§ **SUPPLIED DATA**:
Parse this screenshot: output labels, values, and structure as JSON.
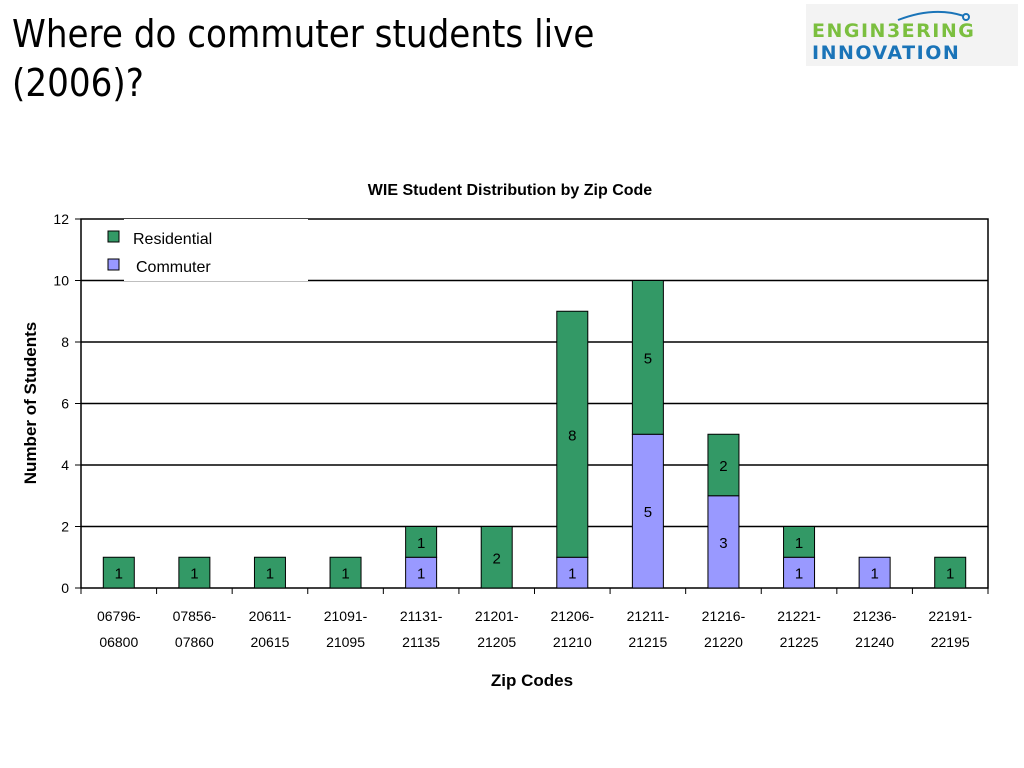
{
  "slide": {
    "title_line1": "Where do commuter students live",
    "title_line2": "(2006)?"
  },
  "logo": {
    "line1": "ENGIN3ERING",
    "line2": "INNOVATION"
  },
  "chart_data": {
    "type": "bar",
    "stacked": true,
    "title": "WIE Student Distribution by Zip Code",
    "xlabel": "Zip Codes",
    "ylabel": "Number of Students",
    "ylim": [
      0,
      12
    ],
    "yticks": [
      0,
      2,
      4,
      6,
      8,
      10,
      12
    ],
    "grid": true,
    "legend_position": "top-left",
    "categories": [
      [
        "06796-",
        "06800"
      ],
      [
        "07856-",
        "07860"
      ],
      [
        "20611-",
        "20615"
      ],
      [
        "21091-",
        "21095"
      ],
      [
        "21131-",
        "21135"
      ],
      [
        "21201-",
        "21205"
      ],
      [
        "21206-",
        "21210"
      ],
      [
        "21211-",
        "21215"
      ],
      [
        "21216-",
        "21220"
      ],
      [
        "21221-",
        "21225"
      ],
      [
        "21236-",
        "21240"
      ],
      [
        "22191-",
        "22195"
      ]
    ],
    "series": [
      {
        "name": "Commuter",
        "color": "#9999ff",
        "values": [
          0,
          0,
          0,
          0,
          1,
          0,
          1,
          5,
          3,
          1,
          1,
          0
        ]
      },
      {
        "name": "Residential",
        "color": "#339966",
        "values": [
          1,
          1,
          1,
          1,
          1,
          2,
          8,
          5,
          2,
          1,
          0,
          1
        ]
      }
    ]
  }
}
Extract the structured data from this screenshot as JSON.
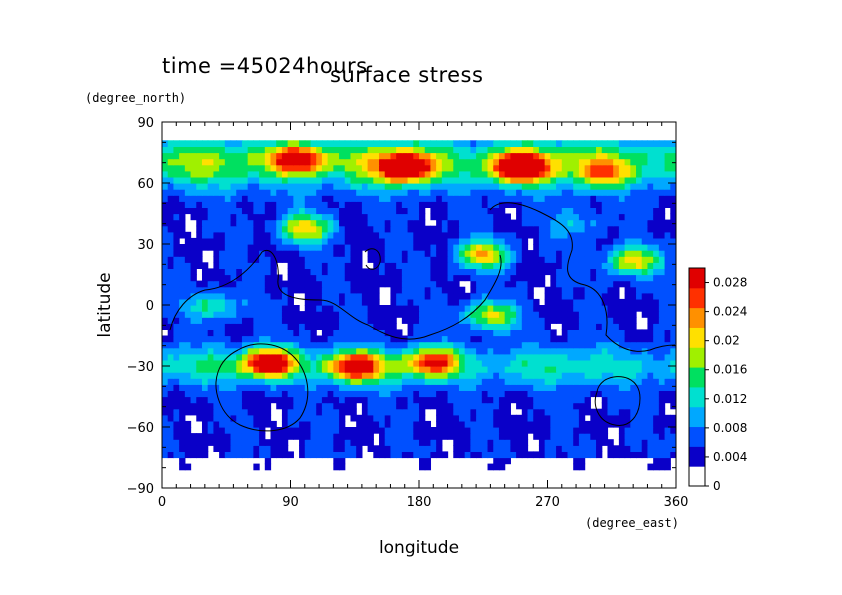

§ **WRITTEN TASK**: Show, from the listing above, each line that contains the word "screenshot".

§ **ANSWER TO THIS EXERCISE**:
Parse this screenshot: output labels, values, and structure as JSON.
Extract the structured data from this screenshot as JSON.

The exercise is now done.